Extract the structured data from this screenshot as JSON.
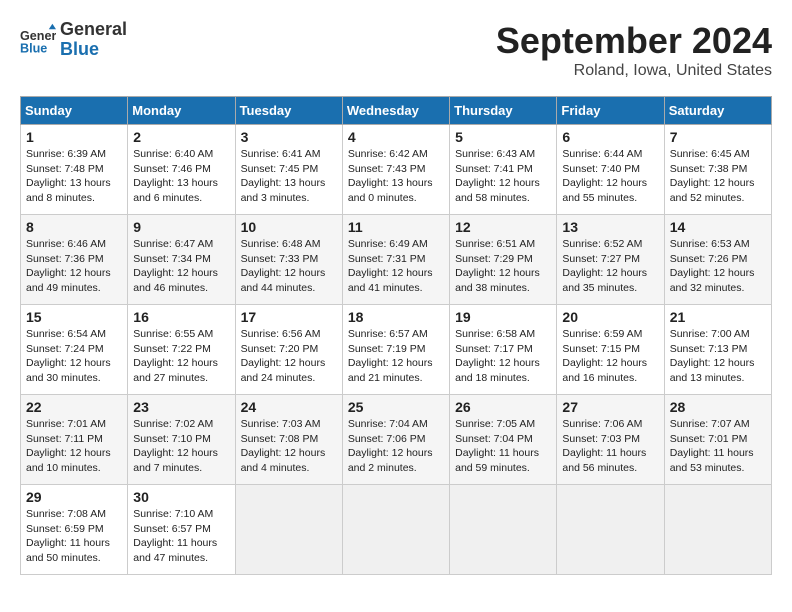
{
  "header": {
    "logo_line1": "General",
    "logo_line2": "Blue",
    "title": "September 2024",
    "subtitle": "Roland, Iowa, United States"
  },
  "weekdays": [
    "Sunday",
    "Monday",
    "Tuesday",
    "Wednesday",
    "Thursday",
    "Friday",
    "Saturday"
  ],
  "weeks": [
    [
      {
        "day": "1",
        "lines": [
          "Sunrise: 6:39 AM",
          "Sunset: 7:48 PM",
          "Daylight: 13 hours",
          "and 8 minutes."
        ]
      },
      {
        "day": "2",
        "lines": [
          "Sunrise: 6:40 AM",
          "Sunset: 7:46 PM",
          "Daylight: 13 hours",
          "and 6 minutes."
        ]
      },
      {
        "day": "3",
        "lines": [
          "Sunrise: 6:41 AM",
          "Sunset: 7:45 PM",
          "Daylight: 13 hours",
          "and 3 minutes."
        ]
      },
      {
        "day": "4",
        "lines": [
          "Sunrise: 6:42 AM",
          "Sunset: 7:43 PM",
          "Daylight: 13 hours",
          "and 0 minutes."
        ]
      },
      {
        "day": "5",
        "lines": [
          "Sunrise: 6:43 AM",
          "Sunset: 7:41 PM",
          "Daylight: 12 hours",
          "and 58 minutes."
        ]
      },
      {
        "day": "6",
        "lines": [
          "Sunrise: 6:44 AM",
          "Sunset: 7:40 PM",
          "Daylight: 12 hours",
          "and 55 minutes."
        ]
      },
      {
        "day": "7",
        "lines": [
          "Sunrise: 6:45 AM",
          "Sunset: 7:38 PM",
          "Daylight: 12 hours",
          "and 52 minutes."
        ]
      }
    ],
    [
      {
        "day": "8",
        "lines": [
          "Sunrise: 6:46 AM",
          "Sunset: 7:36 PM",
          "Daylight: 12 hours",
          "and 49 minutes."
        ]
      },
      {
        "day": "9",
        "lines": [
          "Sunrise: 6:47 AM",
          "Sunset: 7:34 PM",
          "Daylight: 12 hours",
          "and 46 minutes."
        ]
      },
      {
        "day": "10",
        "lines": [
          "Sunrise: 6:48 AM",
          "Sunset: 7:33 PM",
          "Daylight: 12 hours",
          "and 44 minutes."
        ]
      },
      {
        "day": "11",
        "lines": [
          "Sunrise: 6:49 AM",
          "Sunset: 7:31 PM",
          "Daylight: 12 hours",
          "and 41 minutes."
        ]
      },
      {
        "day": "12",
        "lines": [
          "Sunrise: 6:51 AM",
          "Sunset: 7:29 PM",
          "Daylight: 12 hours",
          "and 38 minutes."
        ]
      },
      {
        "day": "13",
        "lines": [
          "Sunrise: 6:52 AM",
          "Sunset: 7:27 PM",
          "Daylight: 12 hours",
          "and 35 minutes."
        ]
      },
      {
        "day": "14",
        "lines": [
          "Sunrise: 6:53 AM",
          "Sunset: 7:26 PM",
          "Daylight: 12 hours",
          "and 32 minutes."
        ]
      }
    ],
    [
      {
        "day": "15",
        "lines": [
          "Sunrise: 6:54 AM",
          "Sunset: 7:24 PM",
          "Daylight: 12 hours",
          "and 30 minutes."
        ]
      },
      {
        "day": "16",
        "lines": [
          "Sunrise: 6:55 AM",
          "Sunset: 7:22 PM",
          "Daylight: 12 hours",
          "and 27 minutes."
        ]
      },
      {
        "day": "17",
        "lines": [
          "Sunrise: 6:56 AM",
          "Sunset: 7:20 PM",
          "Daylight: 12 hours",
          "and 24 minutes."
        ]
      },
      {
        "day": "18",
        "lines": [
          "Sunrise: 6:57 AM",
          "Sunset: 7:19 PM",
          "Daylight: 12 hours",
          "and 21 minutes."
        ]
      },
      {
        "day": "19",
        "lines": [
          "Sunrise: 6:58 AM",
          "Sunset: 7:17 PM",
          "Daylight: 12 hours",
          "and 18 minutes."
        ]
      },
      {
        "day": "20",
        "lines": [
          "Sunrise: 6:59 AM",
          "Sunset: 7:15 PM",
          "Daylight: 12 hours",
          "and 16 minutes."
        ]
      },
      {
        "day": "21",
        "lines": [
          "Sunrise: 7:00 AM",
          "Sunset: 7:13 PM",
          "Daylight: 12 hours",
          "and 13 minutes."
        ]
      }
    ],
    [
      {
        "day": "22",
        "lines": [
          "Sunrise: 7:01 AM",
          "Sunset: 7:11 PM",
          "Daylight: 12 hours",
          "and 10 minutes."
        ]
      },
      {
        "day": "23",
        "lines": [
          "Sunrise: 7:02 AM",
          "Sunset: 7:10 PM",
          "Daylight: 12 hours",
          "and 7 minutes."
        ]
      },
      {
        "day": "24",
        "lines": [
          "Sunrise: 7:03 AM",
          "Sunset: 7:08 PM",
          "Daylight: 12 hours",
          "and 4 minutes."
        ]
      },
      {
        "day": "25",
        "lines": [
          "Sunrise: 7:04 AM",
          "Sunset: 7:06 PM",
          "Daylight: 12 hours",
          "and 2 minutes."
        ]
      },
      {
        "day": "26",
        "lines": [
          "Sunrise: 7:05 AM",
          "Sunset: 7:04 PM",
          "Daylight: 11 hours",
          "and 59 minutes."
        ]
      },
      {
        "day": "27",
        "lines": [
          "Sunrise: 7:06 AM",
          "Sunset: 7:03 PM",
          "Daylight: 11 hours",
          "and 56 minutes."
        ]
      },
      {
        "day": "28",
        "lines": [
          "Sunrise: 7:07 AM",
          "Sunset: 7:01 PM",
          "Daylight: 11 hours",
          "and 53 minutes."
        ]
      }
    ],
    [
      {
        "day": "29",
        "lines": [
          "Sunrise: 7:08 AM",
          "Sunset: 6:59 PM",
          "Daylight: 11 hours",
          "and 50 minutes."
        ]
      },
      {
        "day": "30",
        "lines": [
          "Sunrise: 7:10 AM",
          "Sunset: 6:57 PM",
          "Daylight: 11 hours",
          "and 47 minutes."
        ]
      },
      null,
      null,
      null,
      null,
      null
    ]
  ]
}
==
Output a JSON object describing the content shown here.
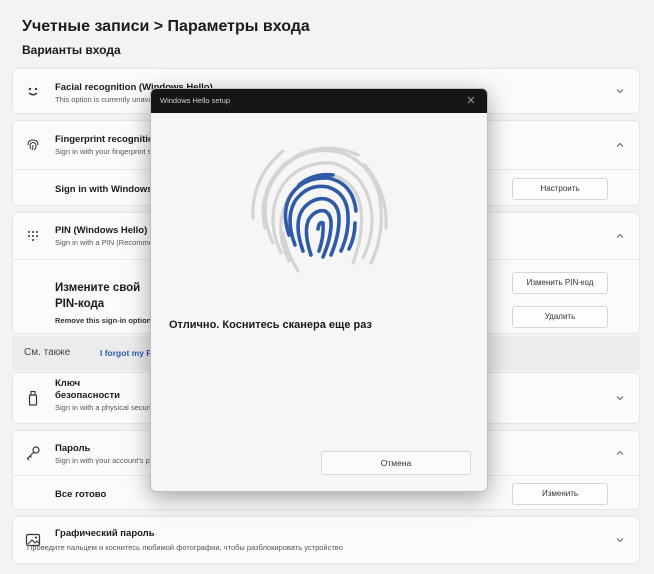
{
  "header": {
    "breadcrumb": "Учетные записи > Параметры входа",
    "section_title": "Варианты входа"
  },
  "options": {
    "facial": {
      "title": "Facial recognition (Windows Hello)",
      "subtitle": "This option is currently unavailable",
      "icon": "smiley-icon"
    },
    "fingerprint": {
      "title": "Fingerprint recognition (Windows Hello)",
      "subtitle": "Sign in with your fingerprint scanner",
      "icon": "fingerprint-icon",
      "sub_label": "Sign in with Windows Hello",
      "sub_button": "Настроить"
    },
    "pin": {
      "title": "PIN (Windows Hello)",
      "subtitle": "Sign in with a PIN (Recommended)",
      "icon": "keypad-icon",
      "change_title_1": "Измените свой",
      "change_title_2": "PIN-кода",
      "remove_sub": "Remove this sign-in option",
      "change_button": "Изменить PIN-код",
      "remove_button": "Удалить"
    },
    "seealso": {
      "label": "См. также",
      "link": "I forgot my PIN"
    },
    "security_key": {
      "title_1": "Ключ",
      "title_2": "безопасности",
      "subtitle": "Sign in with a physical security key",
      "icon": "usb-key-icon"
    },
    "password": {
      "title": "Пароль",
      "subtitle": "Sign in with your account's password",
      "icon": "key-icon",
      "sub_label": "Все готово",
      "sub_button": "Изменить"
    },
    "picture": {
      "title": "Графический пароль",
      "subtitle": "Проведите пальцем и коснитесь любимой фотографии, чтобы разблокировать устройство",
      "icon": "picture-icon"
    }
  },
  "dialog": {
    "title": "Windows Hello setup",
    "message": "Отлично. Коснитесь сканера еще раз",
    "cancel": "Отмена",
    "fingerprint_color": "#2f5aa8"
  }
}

TASK OBJECTIVE:
Isolate each line of the listing above that includes "JSON". Copy it.

WRITTEN RESPONSE:
Extract the structured data from this screenshot as JSON.
Output a JSON object describing the content shown here.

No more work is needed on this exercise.